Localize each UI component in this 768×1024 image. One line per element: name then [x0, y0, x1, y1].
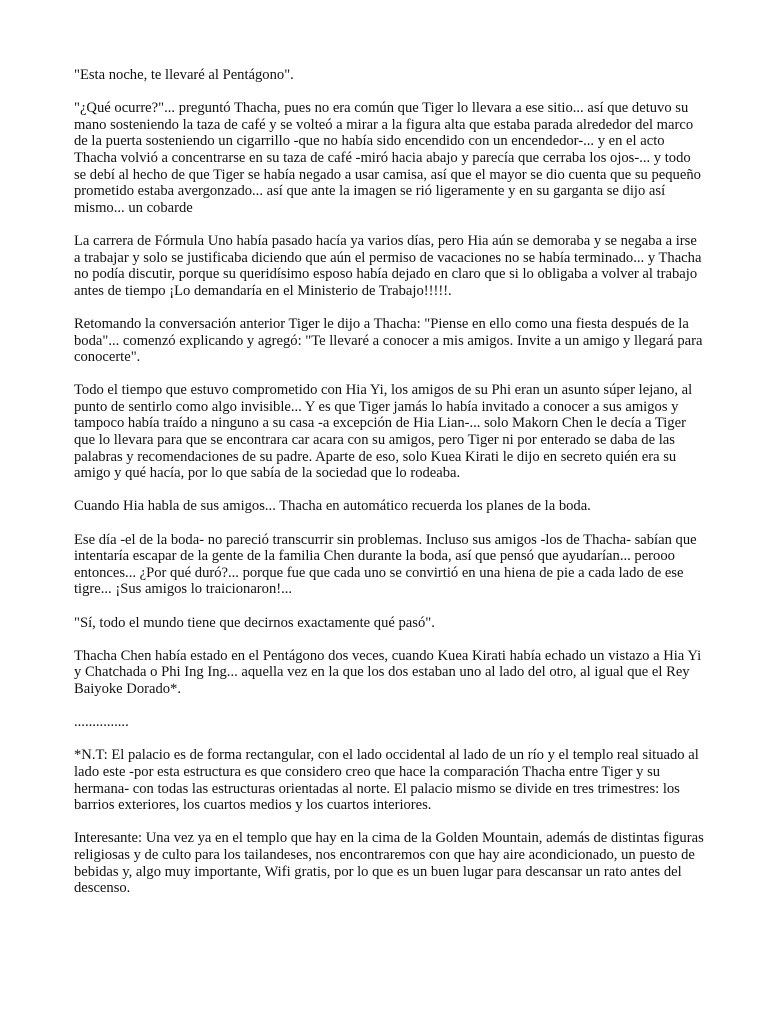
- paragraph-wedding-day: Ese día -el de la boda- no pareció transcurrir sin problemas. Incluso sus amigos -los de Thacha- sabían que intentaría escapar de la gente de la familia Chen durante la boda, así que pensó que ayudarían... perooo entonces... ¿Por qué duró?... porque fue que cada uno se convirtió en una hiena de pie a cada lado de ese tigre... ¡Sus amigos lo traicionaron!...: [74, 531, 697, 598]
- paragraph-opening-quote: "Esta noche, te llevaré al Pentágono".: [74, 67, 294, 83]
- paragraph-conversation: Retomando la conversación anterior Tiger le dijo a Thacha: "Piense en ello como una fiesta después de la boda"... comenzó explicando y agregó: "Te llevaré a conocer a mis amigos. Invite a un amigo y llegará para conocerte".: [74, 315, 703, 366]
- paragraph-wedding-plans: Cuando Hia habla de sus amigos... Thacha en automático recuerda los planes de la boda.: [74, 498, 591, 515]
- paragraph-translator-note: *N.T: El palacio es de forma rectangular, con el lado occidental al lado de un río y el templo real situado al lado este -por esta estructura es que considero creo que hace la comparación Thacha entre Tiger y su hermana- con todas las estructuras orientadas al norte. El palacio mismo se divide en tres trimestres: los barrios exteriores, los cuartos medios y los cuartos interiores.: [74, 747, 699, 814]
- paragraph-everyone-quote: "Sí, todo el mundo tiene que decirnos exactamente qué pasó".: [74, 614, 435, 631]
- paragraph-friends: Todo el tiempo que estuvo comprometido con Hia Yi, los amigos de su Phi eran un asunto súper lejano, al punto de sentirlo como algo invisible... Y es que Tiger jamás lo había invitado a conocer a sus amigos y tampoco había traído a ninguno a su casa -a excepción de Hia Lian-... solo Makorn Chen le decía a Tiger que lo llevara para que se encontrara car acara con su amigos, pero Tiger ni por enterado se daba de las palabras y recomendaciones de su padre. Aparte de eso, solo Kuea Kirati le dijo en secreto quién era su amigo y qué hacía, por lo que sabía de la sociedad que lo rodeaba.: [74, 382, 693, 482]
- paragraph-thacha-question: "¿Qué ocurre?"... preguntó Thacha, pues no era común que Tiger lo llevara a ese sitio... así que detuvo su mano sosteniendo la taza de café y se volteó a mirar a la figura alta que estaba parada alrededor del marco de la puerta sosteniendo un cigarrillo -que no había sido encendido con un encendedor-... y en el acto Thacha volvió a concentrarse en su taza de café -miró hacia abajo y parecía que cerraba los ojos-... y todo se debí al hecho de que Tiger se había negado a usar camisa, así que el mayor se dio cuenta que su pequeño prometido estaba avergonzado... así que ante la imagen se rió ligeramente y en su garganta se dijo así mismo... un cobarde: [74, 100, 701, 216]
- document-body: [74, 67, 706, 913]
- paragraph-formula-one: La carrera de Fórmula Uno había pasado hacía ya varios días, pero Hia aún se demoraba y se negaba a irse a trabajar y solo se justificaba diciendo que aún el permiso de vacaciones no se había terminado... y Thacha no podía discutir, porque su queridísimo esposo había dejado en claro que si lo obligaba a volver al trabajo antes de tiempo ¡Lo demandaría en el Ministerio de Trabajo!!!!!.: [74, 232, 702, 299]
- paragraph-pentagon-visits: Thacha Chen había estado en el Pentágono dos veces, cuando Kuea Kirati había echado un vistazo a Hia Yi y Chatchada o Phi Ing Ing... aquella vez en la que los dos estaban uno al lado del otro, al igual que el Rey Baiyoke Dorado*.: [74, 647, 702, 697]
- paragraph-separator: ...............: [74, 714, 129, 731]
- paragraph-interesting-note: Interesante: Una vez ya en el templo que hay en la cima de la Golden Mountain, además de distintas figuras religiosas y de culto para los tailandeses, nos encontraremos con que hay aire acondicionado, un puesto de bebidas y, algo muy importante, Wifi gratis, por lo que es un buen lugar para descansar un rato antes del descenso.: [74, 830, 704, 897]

------------------------------------------------------------------------

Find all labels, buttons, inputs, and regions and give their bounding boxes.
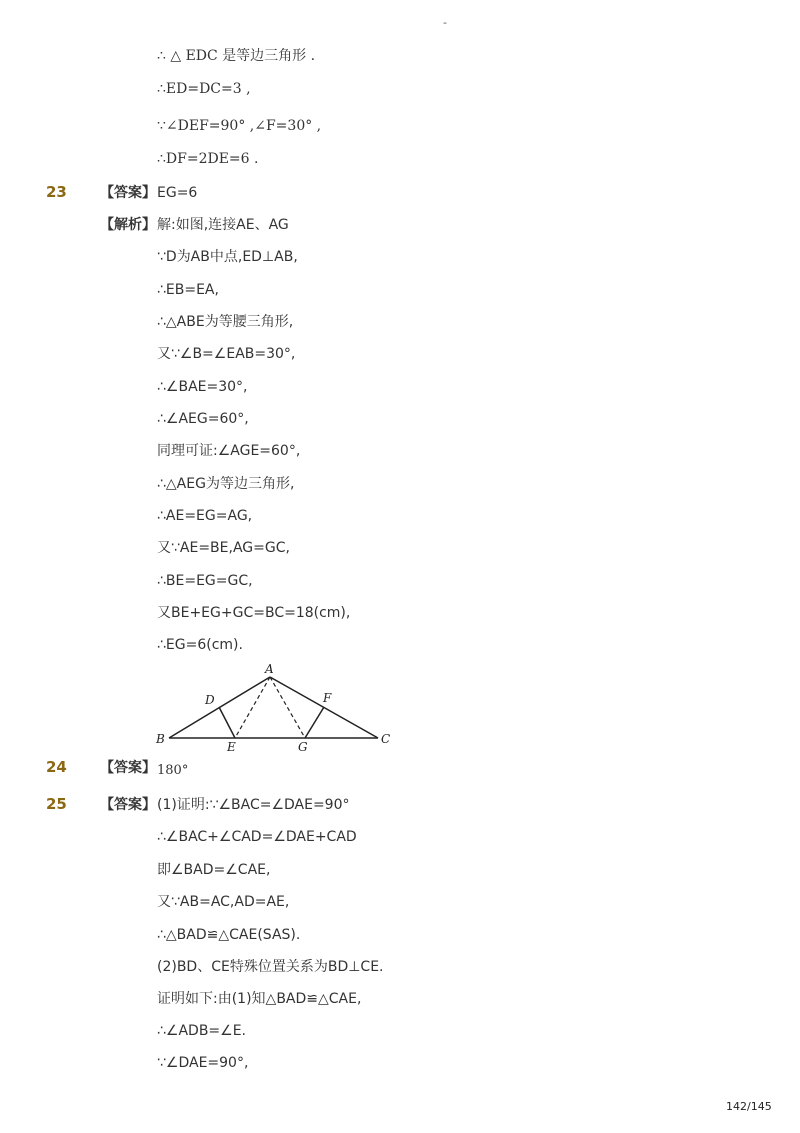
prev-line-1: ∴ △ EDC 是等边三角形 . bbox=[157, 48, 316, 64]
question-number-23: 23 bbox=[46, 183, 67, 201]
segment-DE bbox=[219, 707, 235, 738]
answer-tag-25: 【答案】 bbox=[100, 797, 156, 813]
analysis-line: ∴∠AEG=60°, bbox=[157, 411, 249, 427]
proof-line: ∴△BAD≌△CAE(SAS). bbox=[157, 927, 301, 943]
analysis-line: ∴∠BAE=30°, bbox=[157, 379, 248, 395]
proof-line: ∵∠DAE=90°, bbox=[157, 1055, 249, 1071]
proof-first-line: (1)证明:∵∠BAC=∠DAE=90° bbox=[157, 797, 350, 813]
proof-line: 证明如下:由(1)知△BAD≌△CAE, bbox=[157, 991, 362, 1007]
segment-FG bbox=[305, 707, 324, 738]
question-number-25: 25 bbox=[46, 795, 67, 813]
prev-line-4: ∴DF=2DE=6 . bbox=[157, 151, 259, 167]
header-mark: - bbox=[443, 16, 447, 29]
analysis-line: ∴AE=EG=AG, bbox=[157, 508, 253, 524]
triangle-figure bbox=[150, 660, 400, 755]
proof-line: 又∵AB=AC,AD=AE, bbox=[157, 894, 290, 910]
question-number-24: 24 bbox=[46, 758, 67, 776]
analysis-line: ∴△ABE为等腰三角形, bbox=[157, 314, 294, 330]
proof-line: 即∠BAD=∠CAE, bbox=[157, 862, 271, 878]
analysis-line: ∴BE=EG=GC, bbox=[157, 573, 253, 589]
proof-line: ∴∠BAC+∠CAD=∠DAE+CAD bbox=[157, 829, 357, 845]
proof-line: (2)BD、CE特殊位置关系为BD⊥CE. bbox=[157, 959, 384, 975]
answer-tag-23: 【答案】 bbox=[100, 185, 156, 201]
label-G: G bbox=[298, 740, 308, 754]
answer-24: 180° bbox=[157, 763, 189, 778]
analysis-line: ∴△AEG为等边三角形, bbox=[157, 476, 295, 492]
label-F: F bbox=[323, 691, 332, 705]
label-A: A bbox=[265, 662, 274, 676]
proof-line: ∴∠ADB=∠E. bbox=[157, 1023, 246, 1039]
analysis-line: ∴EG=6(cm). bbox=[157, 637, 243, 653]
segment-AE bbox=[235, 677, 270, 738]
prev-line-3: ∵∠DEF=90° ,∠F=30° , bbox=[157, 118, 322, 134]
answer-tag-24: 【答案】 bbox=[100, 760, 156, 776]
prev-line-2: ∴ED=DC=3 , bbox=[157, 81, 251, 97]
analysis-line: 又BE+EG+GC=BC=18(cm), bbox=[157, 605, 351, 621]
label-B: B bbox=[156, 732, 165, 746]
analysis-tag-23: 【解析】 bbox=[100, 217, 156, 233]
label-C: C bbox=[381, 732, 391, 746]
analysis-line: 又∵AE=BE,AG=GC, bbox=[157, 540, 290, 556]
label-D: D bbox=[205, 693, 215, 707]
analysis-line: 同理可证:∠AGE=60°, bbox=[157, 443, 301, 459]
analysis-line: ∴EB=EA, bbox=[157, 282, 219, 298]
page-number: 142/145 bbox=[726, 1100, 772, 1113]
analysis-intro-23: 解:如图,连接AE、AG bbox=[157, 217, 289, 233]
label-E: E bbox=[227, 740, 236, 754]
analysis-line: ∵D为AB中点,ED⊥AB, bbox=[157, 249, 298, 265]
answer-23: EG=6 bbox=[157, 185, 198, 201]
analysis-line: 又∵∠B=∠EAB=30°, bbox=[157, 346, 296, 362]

------------------------------------------------------------------------

- SET PROBLEM: Copy the listing from the line that contains "prev-line-1: ∴ △" up to and including the line that contains "analysis-line: ∴∠AEG=60°, bbox=[157, 411, 249, 427]", and substitute "box" for "bbox" while keeping everything else the same.

- FINAL RESULT:
prev-line-1: ∴ △ EDC 是等边三角形 . box=[157, 48, 316, 64]
question-number-23: 23 box=[46, 183, 67, 201]
segment-DE box=[219, 707, 235, 738]
answer-tag-25: 【答案】 box=[100, 797, 156, 813]
analysis-line: ∴∠AEG=60°, box=[157, 411, 249, 427]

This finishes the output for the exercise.